BEGIN Material provided

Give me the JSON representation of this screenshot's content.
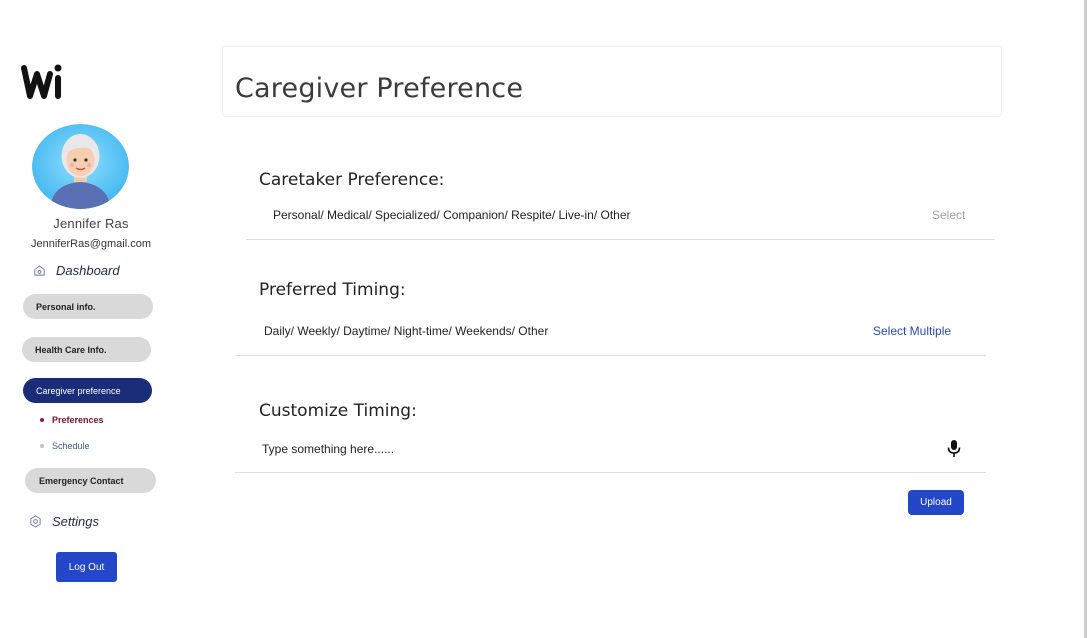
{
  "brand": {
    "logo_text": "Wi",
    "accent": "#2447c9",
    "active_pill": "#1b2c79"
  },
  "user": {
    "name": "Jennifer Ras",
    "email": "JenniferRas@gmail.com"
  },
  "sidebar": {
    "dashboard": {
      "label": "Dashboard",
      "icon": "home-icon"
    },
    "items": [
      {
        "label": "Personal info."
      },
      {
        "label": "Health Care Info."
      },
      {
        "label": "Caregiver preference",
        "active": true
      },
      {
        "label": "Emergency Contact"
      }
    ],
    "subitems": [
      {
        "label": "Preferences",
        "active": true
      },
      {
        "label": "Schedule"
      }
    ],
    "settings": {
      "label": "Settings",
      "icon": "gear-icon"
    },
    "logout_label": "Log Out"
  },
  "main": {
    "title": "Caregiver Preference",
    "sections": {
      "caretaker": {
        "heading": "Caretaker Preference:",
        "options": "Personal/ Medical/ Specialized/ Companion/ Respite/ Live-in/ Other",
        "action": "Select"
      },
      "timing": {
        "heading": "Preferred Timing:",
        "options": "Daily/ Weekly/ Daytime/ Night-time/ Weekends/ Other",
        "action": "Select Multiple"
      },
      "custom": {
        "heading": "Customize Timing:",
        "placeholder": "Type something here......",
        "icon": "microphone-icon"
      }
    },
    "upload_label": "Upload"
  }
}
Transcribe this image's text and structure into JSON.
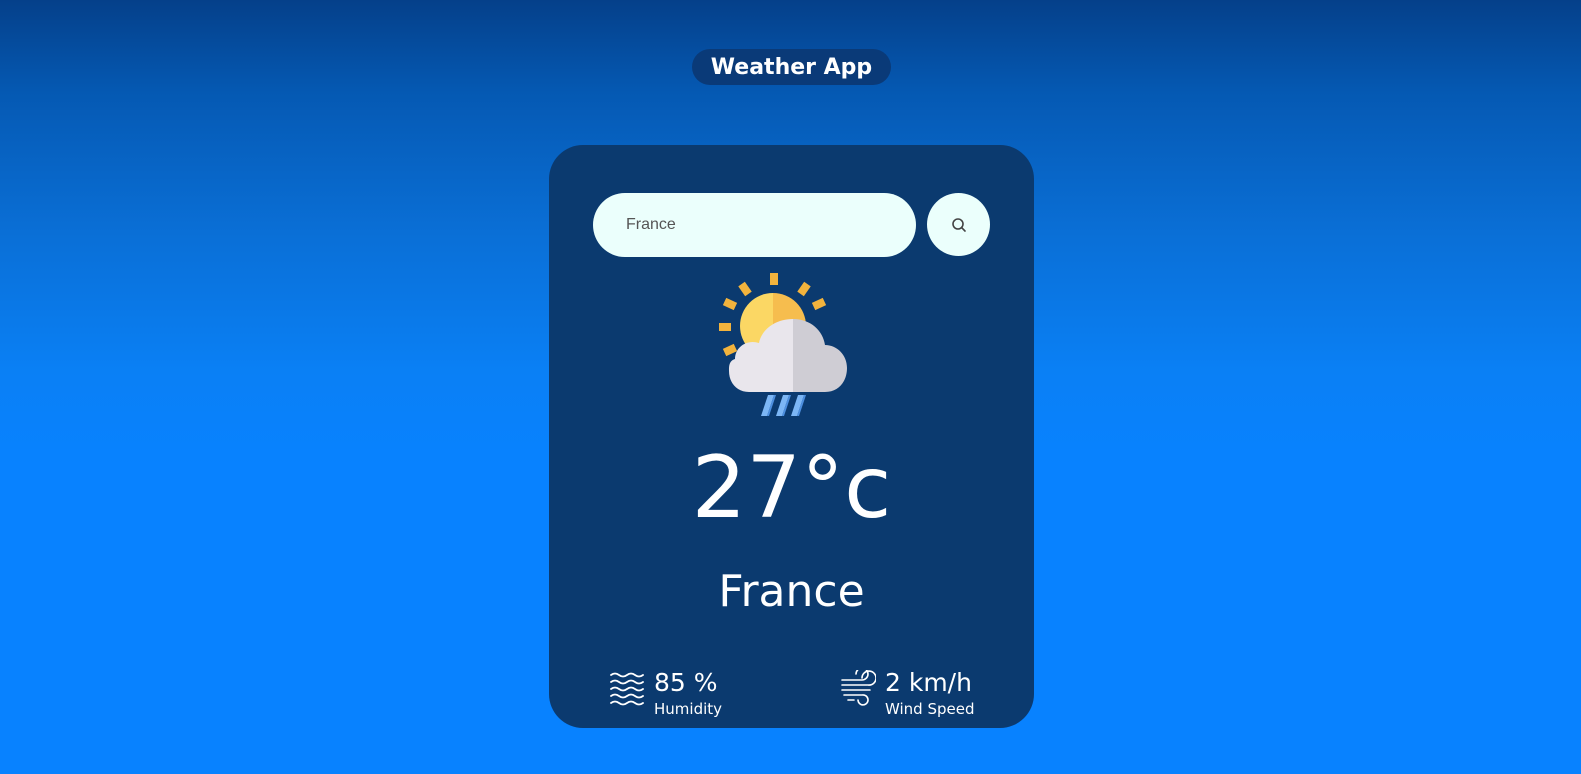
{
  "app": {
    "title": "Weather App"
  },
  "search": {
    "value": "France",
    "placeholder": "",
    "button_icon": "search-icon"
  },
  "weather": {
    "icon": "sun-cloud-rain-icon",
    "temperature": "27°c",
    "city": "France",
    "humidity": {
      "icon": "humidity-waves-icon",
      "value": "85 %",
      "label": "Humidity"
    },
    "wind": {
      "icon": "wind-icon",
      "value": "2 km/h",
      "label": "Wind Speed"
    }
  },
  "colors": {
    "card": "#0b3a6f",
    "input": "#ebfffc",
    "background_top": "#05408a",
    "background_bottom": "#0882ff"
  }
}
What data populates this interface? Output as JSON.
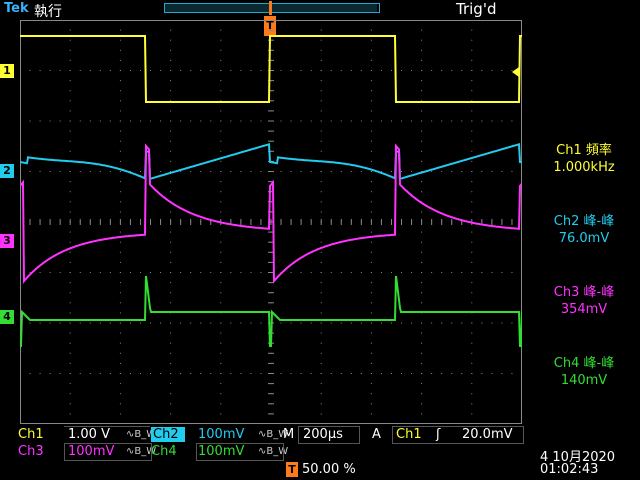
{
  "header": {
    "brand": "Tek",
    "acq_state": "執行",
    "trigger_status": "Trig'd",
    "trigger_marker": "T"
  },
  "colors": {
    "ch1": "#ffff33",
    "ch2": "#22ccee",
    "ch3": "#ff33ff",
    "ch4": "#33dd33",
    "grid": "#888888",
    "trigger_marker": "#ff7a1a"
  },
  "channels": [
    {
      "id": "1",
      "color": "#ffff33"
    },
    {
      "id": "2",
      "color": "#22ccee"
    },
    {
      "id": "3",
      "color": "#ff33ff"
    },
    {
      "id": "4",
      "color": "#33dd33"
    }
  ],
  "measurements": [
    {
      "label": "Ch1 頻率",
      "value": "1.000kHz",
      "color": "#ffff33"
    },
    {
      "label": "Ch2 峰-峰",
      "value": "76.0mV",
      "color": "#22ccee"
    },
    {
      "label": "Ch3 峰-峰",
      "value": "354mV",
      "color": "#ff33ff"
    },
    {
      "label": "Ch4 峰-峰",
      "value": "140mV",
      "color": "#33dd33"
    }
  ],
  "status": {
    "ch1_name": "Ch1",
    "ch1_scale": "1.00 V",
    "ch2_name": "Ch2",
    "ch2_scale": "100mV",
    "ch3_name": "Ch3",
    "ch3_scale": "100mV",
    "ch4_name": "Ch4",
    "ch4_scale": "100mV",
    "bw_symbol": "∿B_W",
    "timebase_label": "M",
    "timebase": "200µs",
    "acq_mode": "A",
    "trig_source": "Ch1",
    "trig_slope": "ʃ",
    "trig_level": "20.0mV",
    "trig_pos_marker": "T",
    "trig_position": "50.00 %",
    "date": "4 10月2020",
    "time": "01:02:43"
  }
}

END Material provided
BEGIN Material provided

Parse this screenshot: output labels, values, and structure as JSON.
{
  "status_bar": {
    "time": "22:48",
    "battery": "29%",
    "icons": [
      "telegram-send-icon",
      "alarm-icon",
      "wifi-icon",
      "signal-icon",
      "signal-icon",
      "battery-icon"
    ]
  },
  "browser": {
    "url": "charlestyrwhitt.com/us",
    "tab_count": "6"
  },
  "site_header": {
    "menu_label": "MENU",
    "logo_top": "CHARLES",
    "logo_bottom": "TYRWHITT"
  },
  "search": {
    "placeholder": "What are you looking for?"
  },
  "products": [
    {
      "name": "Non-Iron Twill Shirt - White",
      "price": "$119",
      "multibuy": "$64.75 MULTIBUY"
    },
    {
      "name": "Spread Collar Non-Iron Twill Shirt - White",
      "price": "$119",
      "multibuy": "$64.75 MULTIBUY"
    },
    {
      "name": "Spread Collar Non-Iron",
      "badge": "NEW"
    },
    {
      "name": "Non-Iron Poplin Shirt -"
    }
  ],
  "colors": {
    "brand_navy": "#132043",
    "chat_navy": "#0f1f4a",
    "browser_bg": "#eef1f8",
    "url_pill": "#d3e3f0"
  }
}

END Material provided

§ Required work:
From the data above, copy each line that has the string "Collar".

§ Solution:
      "name": "Spread Collar Non-Iron Twill Shirt - White",
      "name": "Spread Collar Non-Iron",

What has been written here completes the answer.